- _DATA SHOWN_:
============

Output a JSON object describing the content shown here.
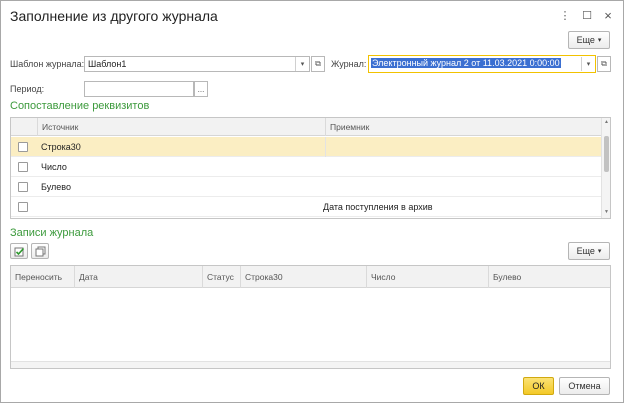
{
  "window": {
    "title": "Заполнение из другого журнала",
    "more_icon": "⋮",
    "maximize_icon": "☐",
    "close_icon": "×"
  },
  "toolbar": {
    "more_label": "Еще"
  },
  "form": {
    "template_label": "Шаблон журнала:",
    "template_value": "Шаблон1",
    "journal_label": "Журнал:",
    "journal_value": "Электронный журнал 2 от 11.03.2021 0:00:00",
    "period_label": "Период:",
    "period_value": "",
    "select_icon": "...",
    "dropdown_icon": "▾",
    "open_icon": "⧉"
  },
  "mapping": {
    "title": "Сопоставление реквизитов",
    "columns": [
      "Источник",
      "Приемник"
    ],
    "rows": [
      {
        "checked": false,
        "source": "Строка30",
        "target": "",
        "selected": true
      },
      {
        "checked": false,
        "source": "Число",
        "target": "",
        "selected": false
      },
      {
        "checked": false,
        "source": "Булево",
        "target": "",
        "selected": false
      },
      {
        "checked": false,
        "source": "",
        "target": "Дата поступления в архив",
        "selected": false
      }
    ]
  },
  "records": {
    "title": "Записи журнала",
    "more_label": "Еще",
    "columns": [
      "Переносить",
      "Дата",
      "Статус",
      "Строка30",
      "Число",
      "Булево"
    ],
    "rows": []
  },
  "footer": {
    "ok_label": "ОК",
    "cancel_label": "Отмена"
  },
  "colors": {
    "section": "#3c9a3c",
    "selected_row": "#fbeec3",
    "ok_button": "#f7d54a",
    "focus_border": "#f2c200"
  }
}
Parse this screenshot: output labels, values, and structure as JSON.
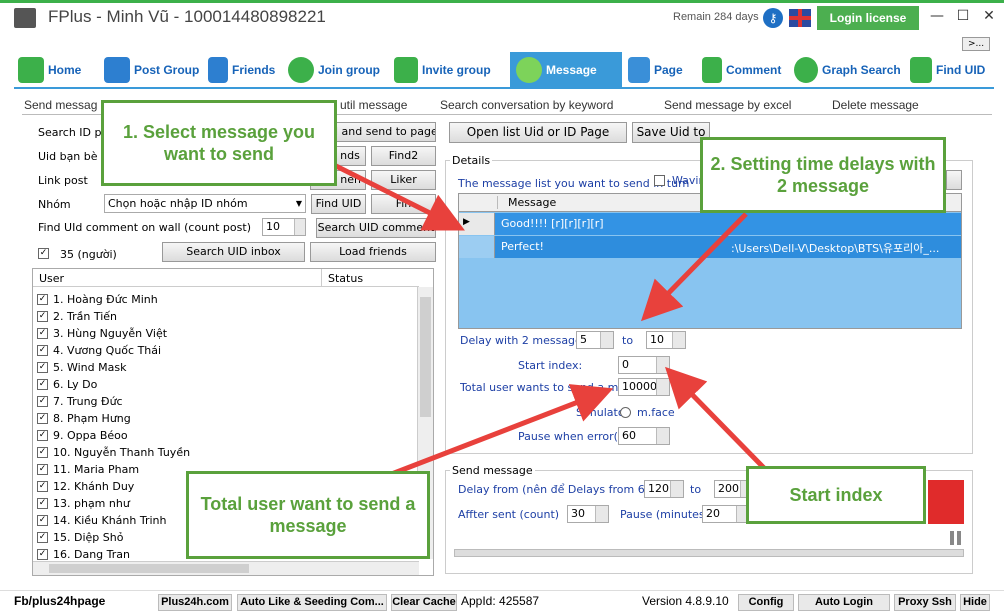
{
  "window": {
    "title": "FPlus - Minh Vũ - 100014480898221",
    "remain": "Remain 284 days",
    "login_license": "Login license",
    "more": ">..."
  },
  "nav": [
    "Home",
    "Post Group",
    "Friends",
    "Join group",
    "Invite group",
    "Message",
    "Page",
    "Comment",
    "Graph Search",
    "Find UID"
  ],
  "subtabs": [
    "Send messag",
    "util message",
    "Search conversation by keyword",
    "Send message by excel",
    "Delete message"
  ],
  "left": {
    "search_id_label": "Search ID pa",
    "send_to_page_btn": "l and send to page",
    "uid_friends_label": "Uid bạn bè",
    "friends_btn": "nds",
    "find2_btn": "Find2",
    "link_post_label": "Link post",
    "comment_btn": "nen",
    "liker_btn": "Liker",
    "group_label": "Nhóm",
    "group_select": "Chọn hoặc nhập ID nhóm",
    "find_uid_btn": "Find UID",
    "find_btn": "Fin",
    "find_uid_comment_label": "Find UId comment on wall (count post)",
    "count_post_value": "10",
    "search_uid_comment_btn": "Search UID comment",
    "count_people": "35 (người)",
    "search_uid_inbox_btn": "Search UID inbox",
    "load_friends_btn": "Load friends",
    "col_user": "User",
    "col_status": "Status",
    "users": [
      "1. Hoàng Đức Minh",
      "2. Trần Tiến",
      "3. Hùng Nguyễn Việt",
      "4. Vương Quốc Thái",
      "5. Wind Mask",
      "6. Ly Do",
      "7. Trung Đức",
      "8. Phạm Hưng",
      "9. Oppa Béoo",
      "10. Nguyễn Thanh Tuyền",
      "11. Maria Pham",
      "12. Khánh Duy",
      "13. phạm như",
      "14. Kiều Khánh Trinh",
      "15. Diệp Shỏ",
      "16. Dang Tran"
    ]
  },
  "right": {
    "open_list_btn": "Open list Uid or ID Page",
    "save_uid_btn": "Save Uid to",
    "details_label": "Details",
    "message_list_label": "The message list you want to send in turn",
    "waving_label": "Wavin",
    "grid_col_message": "Message",
    "messages": [
      {
        "text": "Good!!!! [r][r][r][r]",
        "path": ""
      },
      {
        "text": "Perfect!",
        "path": ":\\Users\\Dell-V\\Desktop\\BTS\\유포리아_..."
      }
    ],
    "delay_label": "Delay with 2 message:",
    "delay_from": "5",
    "delay_to_label": "to",
    "delay_to": "10",
    "start_index_label": "Start index:",
    "start_index": "0",
    "total_user_label": "Total user wants to send a messa",
    "total_user": "10000",
    "simulator_label": "Simulator",
    "mface_label": "m.face",
    "pause_error_label": "Pause when error(m)",
    "pause_error": "60",
    "send_message_label": "Send message",
    "delay_from_label": "Delay from (nên để Delays from 60> 120",
    "delay_from_value": "120",
    "delay_from_to_label": "to",
    "delay_from_to": "200",
    "after_sent_label": "Affter sent (count)",
    "after_sent": "30",
    "pause_minutes_label": "Pause (minutes)",
    "pause_minutes": "20"
  },
  "statusbar": {
    "page": "Fb/plus24hpage",
    "plus24h": "Plus24h.com",
    "auto_like": "Auto Like & Seeding Com...",
    "clear_cache": "Clear Cache",
    "appid": "AppId: 425587",
    "version": "Version 4.8.9.10",
    "config": "Config",
    "auto_login": "Auto Login",
    "proxy_ssh": "Proxy Ssh",
    "hide": "Hide"
  },
  "annotations": {
    "callout1": "1. Select message you want to send",
    "callout2": "2. Setting time delays with 2 message",
    "callout3": "Total user want to send a message",
    "callout4": "Start index"
  },
  "colors": {
    "accent_green": "#5aa13c",
    "nav_blue": "#1763b8",
    "active_tab": "#3a9ad9",
    "arrow_red": "#e8413c"
  }
}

============

- _WHAT YOU WILL DO_:
Only the number is wanted: how many lines of these entries contain the string "source"?

- _EXERCISE RESULT_:
4